## SHORT TASK
Take the material and output all of it exactly.

## RECORDS TO USE
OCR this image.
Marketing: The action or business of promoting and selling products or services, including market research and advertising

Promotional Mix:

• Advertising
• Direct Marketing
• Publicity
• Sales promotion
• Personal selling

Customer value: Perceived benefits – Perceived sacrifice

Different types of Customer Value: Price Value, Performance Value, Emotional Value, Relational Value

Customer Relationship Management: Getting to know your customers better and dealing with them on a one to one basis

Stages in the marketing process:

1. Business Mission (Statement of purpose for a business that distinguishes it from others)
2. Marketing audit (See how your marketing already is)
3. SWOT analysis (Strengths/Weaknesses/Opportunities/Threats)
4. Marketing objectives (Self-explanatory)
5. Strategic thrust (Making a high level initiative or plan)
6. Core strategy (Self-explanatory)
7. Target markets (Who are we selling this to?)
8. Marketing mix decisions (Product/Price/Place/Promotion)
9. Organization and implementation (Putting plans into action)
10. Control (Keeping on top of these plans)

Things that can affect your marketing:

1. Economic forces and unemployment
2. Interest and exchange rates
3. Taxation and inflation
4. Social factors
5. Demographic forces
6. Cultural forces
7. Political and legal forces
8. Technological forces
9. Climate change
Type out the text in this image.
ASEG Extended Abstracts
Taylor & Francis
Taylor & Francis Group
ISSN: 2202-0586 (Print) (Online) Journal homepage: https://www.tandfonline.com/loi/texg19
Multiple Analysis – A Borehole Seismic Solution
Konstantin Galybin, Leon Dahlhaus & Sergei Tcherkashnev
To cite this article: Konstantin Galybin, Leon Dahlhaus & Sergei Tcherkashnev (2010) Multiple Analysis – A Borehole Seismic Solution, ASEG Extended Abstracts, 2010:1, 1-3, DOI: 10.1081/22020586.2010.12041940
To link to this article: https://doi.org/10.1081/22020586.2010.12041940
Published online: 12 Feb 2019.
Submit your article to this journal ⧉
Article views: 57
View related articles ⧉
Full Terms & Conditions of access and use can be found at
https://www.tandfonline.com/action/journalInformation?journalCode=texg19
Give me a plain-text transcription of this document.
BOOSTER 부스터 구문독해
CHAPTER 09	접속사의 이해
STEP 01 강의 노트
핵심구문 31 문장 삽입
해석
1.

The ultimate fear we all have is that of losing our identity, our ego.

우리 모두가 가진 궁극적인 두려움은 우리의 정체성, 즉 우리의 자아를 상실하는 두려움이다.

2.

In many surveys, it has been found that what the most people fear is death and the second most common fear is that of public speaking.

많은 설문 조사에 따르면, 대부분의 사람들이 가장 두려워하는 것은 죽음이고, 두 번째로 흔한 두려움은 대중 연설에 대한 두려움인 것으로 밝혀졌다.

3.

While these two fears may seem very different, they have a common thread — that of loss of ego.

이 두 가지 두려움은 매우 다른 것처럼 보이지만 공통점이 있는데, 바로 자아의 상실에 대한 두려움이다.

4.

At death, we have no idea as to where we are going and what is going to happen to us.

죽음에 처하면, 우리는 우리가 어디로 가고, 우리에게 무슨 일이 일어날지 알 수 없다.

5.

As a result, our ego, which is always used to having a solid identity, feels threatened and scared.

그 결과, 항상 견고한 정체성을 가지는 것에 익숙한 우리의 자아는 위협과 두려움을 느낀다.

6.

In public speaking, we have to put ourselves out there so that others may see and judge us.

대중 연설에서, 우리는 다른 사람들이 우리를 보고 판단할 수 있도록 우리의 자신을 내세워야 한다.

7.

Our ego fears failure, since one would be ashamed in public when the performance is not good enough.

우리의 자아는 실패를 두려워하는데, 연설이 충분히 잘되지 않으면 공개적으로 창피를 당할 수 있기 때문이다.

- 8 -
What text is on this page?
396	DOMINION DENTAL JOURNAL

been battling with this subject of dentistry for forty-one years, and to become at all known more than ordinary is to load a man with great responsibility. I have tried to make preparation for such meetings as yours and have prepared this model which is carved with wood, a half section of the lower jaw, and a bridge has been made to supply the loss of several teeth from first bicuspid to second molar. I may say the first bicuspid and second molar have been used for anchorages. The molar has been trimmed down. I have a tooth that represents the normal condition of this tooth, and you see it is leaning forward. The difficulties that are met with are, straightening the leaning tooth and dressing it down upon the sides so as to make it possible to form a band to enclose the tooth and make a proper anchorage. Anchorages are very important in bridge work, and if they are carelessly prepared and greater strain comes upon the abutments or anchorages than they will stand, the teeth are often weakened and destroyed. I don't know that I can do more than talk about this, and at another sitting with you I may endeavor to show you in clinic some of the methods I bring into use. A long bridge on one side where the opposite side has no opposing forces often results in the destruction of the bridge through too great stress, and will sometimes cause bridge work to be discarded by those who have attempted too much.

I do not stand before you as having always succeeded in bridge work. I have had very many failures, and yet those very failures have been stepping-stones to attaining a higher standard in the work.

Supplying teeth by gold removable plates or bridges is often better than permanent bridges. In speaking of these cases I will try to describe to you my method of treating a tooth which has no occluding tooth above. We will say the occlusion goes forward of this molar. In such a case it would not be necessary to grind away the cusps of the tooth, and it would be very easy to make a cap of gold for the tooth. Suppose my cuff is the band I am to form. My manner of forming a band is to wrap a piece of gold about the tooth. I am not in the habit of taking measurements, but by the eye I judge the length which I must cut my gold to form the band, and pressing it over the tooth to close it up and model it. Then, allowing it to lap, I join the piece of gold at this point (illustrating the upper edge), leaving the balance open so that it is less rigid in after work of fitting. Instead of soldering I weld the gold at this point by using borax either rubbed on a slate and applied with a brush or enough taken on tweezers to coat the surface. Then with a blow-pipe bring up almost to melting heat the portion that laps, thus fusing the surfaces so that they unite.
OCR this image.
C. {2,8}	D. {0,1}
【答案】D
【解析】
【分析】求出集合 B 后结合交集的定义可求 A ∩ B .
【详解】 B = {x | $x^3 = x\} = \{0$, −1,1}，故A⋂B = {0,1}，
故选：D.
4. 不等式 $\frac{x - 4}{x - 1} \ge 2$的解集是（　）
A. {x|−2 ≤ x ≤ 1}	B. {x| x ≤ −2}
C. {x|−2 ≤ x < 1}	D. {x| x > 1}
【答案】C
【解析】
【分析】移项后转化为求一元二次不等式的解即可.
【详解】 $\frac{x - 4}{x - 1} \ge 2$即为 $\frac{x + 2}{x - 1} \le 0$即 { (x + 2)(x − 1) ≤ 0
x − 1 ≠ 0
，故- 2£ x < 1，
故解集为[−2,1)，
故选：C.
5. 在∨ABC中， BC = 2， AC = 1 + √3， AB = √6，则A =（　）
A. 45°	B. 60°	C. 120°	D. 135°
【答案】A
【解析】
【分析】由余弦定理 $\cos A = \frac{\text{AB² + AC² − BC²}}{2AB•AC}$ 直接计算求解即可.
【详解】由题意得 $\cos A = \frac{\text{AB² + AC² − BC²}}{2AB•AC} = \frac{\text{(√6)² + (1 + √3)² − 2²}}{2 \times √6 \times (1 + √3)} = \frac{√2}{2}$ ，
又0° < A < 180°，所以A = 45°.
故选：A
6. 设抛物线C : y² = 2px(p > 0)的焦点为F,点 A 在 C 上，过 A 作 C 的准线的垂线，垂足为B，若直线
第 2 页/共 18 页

## FINISHED ANSWER
OCR this image.
Marketing: The action or business of promoting and selling products or services, including market research and advertising

Promotional Mix:

• Advertising
• Direct Marketing
• Publicity
• Sales promotion
• Personal selling

Customer value: Perceived benefits – Perceived sacrifice

Different types of Customer Value: Price Value, Performance Value, Emotional Value, Relational Value

Customer Relationship Management: Getting to know your customers better and dealing with them on a one to one basis

Stages in the marketing process:

1. Business Mission (Statement of purpose for a business that distinguishes it from others)
2. Marketing audit (See how your marketing already is)
3. SWOT analysis (Strengths/Weaknesses/Opportunities/Threats)
4. Marketing objectives (Self-explanatory)
5. Strategic thrust (Making a high level initiative or plan)
6. Core strategy (Self-explanatory)
7. Target markets (Who are we selling this to?)
8. Marketing mix decisions (Product/Price/Place/Promotion)
9. Organization and implementation (Putting plans into action)
10. Control (Keeping on top of these plans)

Things that can affect your marketing:

1. Economic forces and unemployment
2. Interest and exchange rates
3. Taxation and inflation
4. Social factors
5. Demographic forces
6. Cultural forces
7. Political and legal forces
8. Technological forces
9. Climate change
Type out the text in this image.
ASEG Extended Abstracts
Taylor & Francis
Taylor & Francis Group
ISSN: 2202-0586 (Print) (Online) Journal homepage: https://www.tandfonline.com/loi/texg19
Multiple Analysis – A Borehole Seismic Solution
Konstantin Galybin, Leon Dahlhaus & Sergei Tcherkashnev
To cite this article: Konstantin Galybin, Leon Dahlhaus & Sergei Tcherkashnev (2010) Multiple Analysis – A Borehole Seismic Solution, ASEG Extended Abstracts, 2010:1, 1-3, DOI: 10.1081/22020586.2010.12041940
To link to this article: https://doi.org/10.1081/22020586.2010.12041940
Published online: 12 Feb 2019.
Submit your article to this journal ⧉
Article views: 57
View related articles ⧉
Full Terms & Conditions of access and use can be found at
https://www.tandfonline.com/action/journalInformation?journalCode=texg19
Give me a plain-text transcription of this document.
BOOSTER 부스터 구문독해
CHAPTER 09	접속사의 이해
STEP 01 강의 노트
핵심구문 31 문장 삽입
해석
1.

The ultimate fear we all have is that of losing our identity, our ego.

우리 모두가 가진 궁극적인 두려움은 우리의 정체성, 즉 우리의 자아를 상실하는 두려움이다.

2.

In many surveys, it has been found that what the most people fear is death and the second most common fear is that of public speaking.

많은 설문 조사에 따르면, 대부분의 사람들이 가장 두려워하는 것은 죽음이고, 두 번째로 흔한 두려움은 대중 연설에 대한 두려움인 것으로 밝혀졌다.

3.

While these two fears may seem very different, they have a common thread — that of loss of ego.

이 두 가지 두려움은 매우 다른 것처럼 보이지만 공통점이 있는데, 바로 자아의 상실에 대한 두려움이다.

4.

At death, we have no idea as to where we are going and what is going to happen to us.

죽음에 처하면, 우리는 우리가 어디로 가고, 우리에게 무슨 일이 일어날지 알 수 없다.

5.

As a result, our ego, which is always used to having a solid identity, feels threatened and scared.

그 결과, 항상 견고한 정체성을 가지는 것에 익숙한 우리의 자아는 위협과 두려움을 느낀다.

6.

In public speaking, we have to put ourselves out there so that others may see and judge us.

대중 연설에서, 우리는 다른 사람들이 우리를 보고 판단할 수 있도록 우리의 자신을 내세워야 한다.

7.

Our ego fears failure, since one would be ashamed in public when the performance is not good enough.

우리의 자아는 실패를 두려워하는데, 연설이 충분히 잘되지 않으면 공개적으로 창피를 당할 수 있기 때문이다.

- 8 -
What text is on this page?
396	DOMINION DENTAL JOURNAL

been battling with this subject of dentistry for forty-one years, and to become at all known more than ordinary is to load a man with great responsibility. I have tried to make preparation for such meetings as yours and have prepared this model which is carved with wood, a half section of the lower jaw, and a bridge has been made to supply the loss of several teeth from first bicuspid to second molar. I may say the first bicuspid and second molar have been used for anchorages. The molar has been trimmed down. I have a tooth that represents the normal condition of this tooth, and you see it is leaning forward. The difficulties that are met with are, straightening the leaning tooth and dressing it down upon the sides so as to make it possible to form a band to enclose the tooth and make a proper anchorage. Anchorages are very important in bridge work, and if they are carelessly prepared and greater strain comes upon the abutments or anchorages than they will stand, the teeth are often weakened and destroyed. I don't know that I can do more than talk about this, and at another sitting with you I may endeavor to show you in clinic some of the methods I bring into use. A long bridge on one side where the opposite side has no opposing forces often results in the destruction of the bridge through too great stress, and will sometimes cause bridge work to be discarded by those who have attempted too much.

I do not stand before you as having always succeeded in bridge work. I have had very many failures, and yet those very failures have been stepping-stones to attaining a higher standard in the work.

Supplying teeth by gold removable plates or bridges is often better than permanent bridges. In speaking of these cases I will try to describe to you my method of treating a tooth which has no occluding tooth above. We will say the occlusion goes forward of this molar. In such a case it would not be necessary to grind away the cusps of the tooth, and it would be very easy to make a cap of gold for the tooth. Suppose my cuff is the band I am to form. My manner of forming a band is to wrap a piece of gold about the tooth. I am not in the habit of taking measurements, but by the eye I judge the length which I must cut my gold to form the band, and pressing it over the tooth to close it up and model it. Then, allowing it to lap, I join the piece of gold at this point (illustrating the upper edge), leaving the balance open so that it is less rigid in after work of fitting. Instead of soldering I weld the gold at this point by using borax either rubbed on a slate and applied with a brush or enough taken on tweezers to coat the surface. Then with a blow-pipe bring up almost to melting heat the portion that laps, thus fusing the surfaces so that they unite.
OCR this image.
C. {2,8}	D. {0,1}
【答案】D
【解析】
【分析】求出集合 B 后结合交集的定义可求 A ∩ B .
【详解】 B = {x | $x^3 = x\} = \{0$, −1,1}，故A⋂B = {0,1}，
故选：D.
4. 不等式 $\frac{x - 4}{x - 1} \ge 2$的解集是（　）
A. {x|−2 ≤ x ≤ 1}	B. {x| x ≤ −2}
C. {x|−2 ≤ x < 1}	D. {x| x > 1}
【答案】C
【解析】
【分析】移项后转化为求一元二次不等式的解即可.
【详解】 $\frac{x - 4}{x - 1} \ge 2$即为 $\frac{x + 2}{x - 1} \le 0$即 { (x + 2)(x − 1) ≤ 0
x − 1 ≠ 0
，故- 2£ x < 1，
故解集为[−2,1)，
故选：C.
5. 在∨ABC中， BC = 2， AC = 1 + √3， AB = √6，则A =（　）
A. 45°	B. 60°	C. 120°	D. 135°
【答案】A
【解析】
【分析】由余弦定理 $\cos A = \frac{\text{AB² + AC² − BC²}}{2AB•AC}$ 直接计算求解即可.
【详解】由题意得 $\cos A = \frac{\text{AB² + AC² − BC²}}{2AB•AC} = \frac{\text{(√6)² + (1 + √3)² − 2²}}{2 \times √6 \times (1 + √3)} = \frac{√2}{2}$ ，
又0° < A < 180°，所以A = 45°.
故选：A
6. 设抛物线C : y² = 2px(p > 0)的焦点为F,点 A 在 C 上，过 A 作 C 的准线的垂线，垂足为B，若直线
第 2 页/共 18 页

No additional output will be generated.